■ PROBLEM DETAILS
Set down the material once more, exactly as it appears.

■ MATERIAL PROVIDED

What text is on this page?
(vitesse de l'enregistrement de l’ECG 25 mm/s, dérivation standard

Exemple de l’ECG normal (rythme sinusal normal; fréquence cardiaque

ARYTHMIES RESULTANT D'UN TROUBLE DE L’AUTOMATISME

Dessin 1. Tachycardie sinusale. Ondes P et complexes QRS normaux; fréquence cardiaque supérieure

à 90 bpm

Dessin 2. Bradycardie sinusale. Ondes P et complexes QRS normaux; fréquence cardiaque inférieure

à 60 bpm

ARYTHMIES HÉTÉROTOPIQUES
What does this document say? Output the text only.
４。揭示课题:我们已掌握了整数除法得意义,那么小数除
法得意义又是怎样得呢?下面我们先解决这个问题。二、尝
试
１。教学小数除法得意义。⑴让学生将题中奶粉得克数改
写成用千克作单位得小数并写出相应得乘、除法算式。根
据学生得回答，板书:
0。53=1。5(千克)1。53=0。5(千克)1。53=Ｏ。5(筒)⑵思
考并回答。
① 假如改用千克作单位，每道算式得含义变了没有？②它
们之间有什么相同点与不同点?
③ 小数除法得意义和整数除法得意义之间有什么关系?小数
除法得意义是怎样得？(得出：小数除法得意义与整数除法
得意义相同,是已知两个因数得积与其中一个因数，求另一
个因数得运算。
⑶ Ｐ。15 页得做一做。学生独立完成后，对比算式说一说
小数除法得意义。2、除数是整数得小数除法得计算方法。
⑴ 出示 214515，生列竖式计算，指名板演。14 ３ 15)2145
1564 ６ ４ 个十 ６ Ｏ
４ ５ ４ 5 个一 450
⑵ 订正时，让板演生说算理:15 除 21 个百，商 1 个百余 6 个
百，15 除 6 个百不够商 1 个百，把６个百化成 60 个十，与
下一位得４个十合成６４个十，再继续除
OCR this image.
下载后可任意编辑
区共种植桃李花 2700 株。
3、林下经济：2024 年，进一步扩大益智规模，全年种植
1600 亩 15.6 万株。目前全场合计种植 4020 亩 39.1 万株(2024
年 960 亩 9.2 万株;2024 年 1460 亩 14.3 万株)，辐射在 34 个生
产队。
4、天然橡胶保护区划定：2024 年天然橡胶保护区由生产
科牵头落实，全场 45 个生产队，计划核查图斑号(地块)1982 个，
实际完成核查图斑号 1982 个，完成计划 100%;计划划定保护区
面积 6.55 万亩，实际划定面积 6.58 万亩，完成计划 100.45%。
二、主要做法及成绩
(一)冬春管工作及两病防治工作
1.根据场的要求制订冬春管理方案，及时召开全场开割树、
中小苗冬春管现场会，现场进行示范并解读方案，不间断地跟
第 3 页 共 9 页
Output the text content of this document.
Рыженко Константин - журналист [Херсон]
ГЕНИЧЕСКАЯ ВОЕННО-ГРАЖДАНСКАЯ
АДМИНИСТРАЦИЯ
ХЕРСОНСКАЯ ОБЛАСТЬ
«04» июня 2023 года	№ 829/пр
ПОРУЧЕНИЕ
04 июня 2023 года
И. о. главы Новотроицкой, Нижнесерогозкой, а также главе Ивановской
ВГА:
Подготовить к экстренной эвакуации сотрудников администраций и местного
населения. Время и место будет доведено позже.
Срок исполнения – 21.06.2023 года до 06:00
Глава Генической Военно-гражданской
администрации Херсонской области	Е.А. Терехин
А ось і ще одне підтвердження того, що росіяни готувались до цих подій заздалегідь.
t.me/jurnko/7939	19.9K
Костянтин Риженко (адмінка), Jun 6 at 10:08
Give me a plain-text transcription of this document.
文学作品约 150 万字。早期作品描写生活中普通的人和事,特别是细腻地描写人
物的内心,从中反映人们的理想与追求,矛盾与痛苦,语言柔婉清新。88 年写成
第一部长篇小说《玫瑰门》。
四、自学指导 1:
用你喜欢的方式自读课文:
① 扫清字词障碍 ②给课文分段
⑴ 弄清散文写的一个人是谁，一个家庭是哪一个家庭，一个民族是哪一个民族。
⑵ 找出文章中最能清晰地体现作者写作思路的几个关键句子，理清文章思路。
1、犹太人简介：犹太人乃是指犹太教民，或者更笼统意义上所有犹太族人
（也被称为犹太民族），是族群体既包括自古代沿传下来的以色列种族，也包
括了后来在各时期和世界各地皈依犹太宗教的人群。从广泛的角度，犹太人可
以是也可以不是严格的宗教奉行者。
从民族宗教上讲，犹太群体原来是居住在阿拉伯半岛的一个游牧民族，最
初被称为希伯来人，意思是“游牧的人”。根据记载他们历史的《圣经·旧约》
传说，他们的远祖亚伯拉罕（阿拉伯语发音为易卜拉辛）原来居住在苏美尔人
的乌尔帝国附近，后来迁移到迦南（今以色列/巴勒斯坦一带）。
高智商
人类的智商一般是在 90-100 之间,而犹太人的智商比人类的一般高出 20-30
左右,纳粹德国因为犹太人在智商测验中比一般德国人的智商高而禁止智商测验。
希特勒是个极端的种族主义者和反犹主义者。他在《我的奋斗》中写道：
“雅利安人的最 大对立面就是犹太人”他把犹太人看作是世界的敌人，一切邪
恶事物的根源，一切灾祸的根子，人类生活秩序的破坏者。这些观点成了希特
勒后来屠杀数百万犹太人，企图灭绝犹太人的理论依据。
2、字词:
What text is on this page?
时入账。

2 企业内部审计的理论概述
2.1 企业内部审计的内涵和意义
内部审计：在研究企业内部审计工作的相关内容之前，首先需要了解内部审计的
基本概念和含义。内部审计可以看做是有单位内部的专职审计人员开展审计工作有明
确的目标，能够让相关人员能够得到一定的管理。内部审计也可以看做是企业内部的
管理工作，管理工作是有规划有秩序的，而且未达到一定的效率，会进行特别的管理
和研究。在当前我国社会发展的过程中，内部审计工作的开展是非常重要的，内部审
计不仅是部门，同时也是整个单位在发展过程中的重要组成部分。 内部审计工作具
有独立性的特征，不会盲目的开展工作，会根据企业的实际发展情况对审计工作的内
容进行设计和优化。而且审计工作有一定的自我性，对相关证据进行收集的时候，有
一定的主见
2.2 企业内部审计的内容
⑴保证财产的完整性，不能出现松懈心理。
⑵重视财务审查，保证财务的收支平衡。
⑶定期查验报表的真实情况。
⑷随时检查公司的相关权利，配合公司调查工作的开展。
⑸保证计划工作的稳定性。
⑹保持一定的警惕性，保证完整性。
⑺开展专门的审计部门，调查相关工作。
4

■ REPLY
What text is on this page?
(vitesse de l'enregistrement de l’ECG 25 mm/s, dérivation standard

Exemple de l’ECG normal (rythme sinusal normal; fréquence cardiaque

ARYTHMIES RESULTANT D'UN TROUBLE DE L’AUTOMATISME

Dessin 1. Tachycardie sinusale. Ondes P et complexes QRS normaux; fréquence cardiaque supérieure

à 90 bpm

Dessin 2. Bradycardie sinusale. Ondes P et complexes QRS normaux; fréquence cardiaque inférieure

à 60 bpm

ARYTHMIES HÉTÉROTOPIQUES
What does this document say? Output the text only.
４。揭示课题:我们已掌握了整数除法得意义,那么小数除
法得意义又是怎样得呢?下面我们先解决这个问题。二、尝
试
１。教学小数除法得意义。⑴让学生将题中奶粉得克数改
写成用千克作单位得小数并写出相应得乘、除法算式。根
据学生得回答，板书:
0。53=1。5(千克)1。53=0。5(千克)1。53=Ｏ。5(筒)⑵思
考并回答。
① 假如改用千克作单位，每道算式得含义变了没有？②它
们之间有什么相同点与不同点?
③ 小数除法得意义和整数除法得意义之间有什么关系?小数
除法得意义是怎样得？(得出：小数除法得意义与整数除法
得意义相同,是已知两个因数得积与其中一个因数，求另一
个因数得运算。
⑶ Ｐ。15 页得做一做。学生独立完成后，对比算式说一说
小数除法得意义。2、除数是整数得小数除法得计算方法。
⑴ 出示 214515，生列竖式计算，指名板演。14 ３ 15)2145
1564 ６ ４ 个十 ６ Ｏ
４ ５ ４ 5 个一 450
⑵ 订正时，让板演生说算理:15 除 21 个百，商 1 个百余 6 个
百，15 除 6 个百不够商 1 个百，把６个百化成 60 个十，与
下一位得４个十合成６４个十，再继续除
OCR this image.
下载后可任意编辑
区共种植桃李花 2700 株。
3、林下经济：2024 年，进一步扩大益智规模，全年种植
1600 亩 15.6 万株。目前全场合计种植 4020 亩 39.1 万株(2024
年 960 亩 9.2 万株;2024 年 1460 亩 14.3 万株)，辐射在 34 个生
产队。
4、天然橡胶保护区划定：2024 年天然橡胶保护区由生产
科牵头落实，全场 45 个生产队，计划核查图斑号(地块)1982 个，
实际完成核查图斑号 1982 个，完成计划 100%;计划划定保护区
面积 6.55 万亩，实际划定面积 6.58 万亩，完成计划 100.45%。
二、主要做法及成绩
(一)冬春管工作及两病防治工作
1.根据场的要求制订冬春管理方案，及时召开全场开割树、
中小苗冬春管现场会，现场进行示范并解读方案，不间断地跟
第 3 页 共 9 页
Output the text content of this document.
Рыженко Константин - журналист [Херсон]
ГЕНИЧЕСКАЯ ВОЕННО-ГРАЖДАНСКАЯ
АДМИНИСТРАЦИЯ
ХЕРСОНСКАЯ ОБЛАСТЬ
«04» июня 2023 года	№ 829/пр
ПОРУЧЕНИЕ
04 июня 2023 года
И. о. главы Новотроицкой, Нижнесерогозкой, а также главе Ивановской
ВГА:
Подготовить к экстренной эвакуации сотрудников администраций и местного
населения. Время и место будет доведено позже.
Срок исполнения – 21.06.2023 года до 06:00
Глава Генической Военно-гражданской
администрации Херсонской области	Е.А. Терехин
А ось і ще одне підтвердження того, що росіяни готувались до цих подій заздалегідь.
t.me/jurnko/7939	19.9K
Костянтин Риженко (адмінка), Jun 6 at 10:08
Give me a plain-text transcription of this document.
文学作品约 150 万字。早期作品描写生活中普通的人和事,特别是细腻地描写人
物的内心,从中反映人们的理想与追求,矛盾与痛苦,语言柔婉清新。88 年写成
第一部长篇小说《玫瑰门》。
四、自学指导 1:
用你喜欢的方式自读课文:
① 扫清字词障碍 ②给课文分段
⑴ 弄清散文写的一个人是谁，一个家庭是哪一个家庭，一个民族是哪一个民族。
⑵ 找出文章中最能清晰地体现作者写作思路的几个关键句子，理清文章思路。
1、犹太人简介：犹太人乃是指犹太教民，或者更笼统意义上所有犹太族人
（也被称为犹太民族），是族群体既包括自古代沿传下来的以色列种族，也包
括了后来在各时期和世界各地皈依犹太宗教的人群。从广泛的角度，犹太人可
以是也可以不是严格的宗教奉行者。
从民族宗教上讲，犹太群体原来是居住在阿拉伯半岛的一个游牧民族，最
初被称为希伯来人，意思是“游牧的人”。根据记载他们历史的《圣经·旧约》
传说，他们的远祖亚伯拉罕（阿拉伯语发音为易卜拉辛）原来居住在苏美尔人
的乌尔帝国附近，后来迁移到迦南（今以色列/巴勒斯坦一带）。
高智商
人类的智商一般是在 90-100 之间,而犹太人的智商比人类的一般高出 20-30
左右,纳粹德国因为犹太人在智商测验中比一般德国人的智商高而禁止智商测验。
希特勒是个极端的种族主义者和反犹主义者。他在《我的奋斗》中写道：
“雅利安人的最 大对立面就是犹太人”他把犹太人看作是世界的敌人，一切邪
恶事物的根源，一切灾祸的根子，人类生活秩序的破坏者。这些观点成了希特
勒后来屠杀数百万犹太人，企图灭绝犹太人的理论依据。
2、字词:
What text is on this page?
时入账。

2 企业内部审计的理论概述
2.1 企业内部审计的内涵和意义
内部审计：在研究企业内部审计工作的相关内容之前，首先需要了解内部审计的
基本概念和含义。内部审计可以看做是有单位内部的专职审计人员开展审计工作有明
确的目标，能够让相关人员能够得到一定的管理。内部审计也可以看做是企业内部的
管理工作，管理工作是有规划有秩序的，而且未达到一定的效率，会进行特别的管理
和研究。在当前我国社会发展的过程中，内部审计工作的开展是非常重要的，内部审
计不仅是部门，同时也是整个单位在发展过程中的重要组成部分。 内部审计工作具
有独立性的特征，不会盲目的开展工作，会根据企业的实际发展情况对审计工作的内
容进行设计和优化。而且审计工作有一定的自我性，对相关证据进行收集的时候，有
一定的主见
2.2 企业内部审计的内容
⑴保证财产的完整性，不能出现松懈心理。
⑵重视财务审查，保证财务的收支平衡。
⑶定期查验报表的真实情况。
⑷随时检查公司的相关权利，配合公司调查工作的开展。
⑸保证计划工作的稳定性。
⑹保持一定的警惕性，保证完整性。
⑺开展专门的审计部门，调查相关工作。
4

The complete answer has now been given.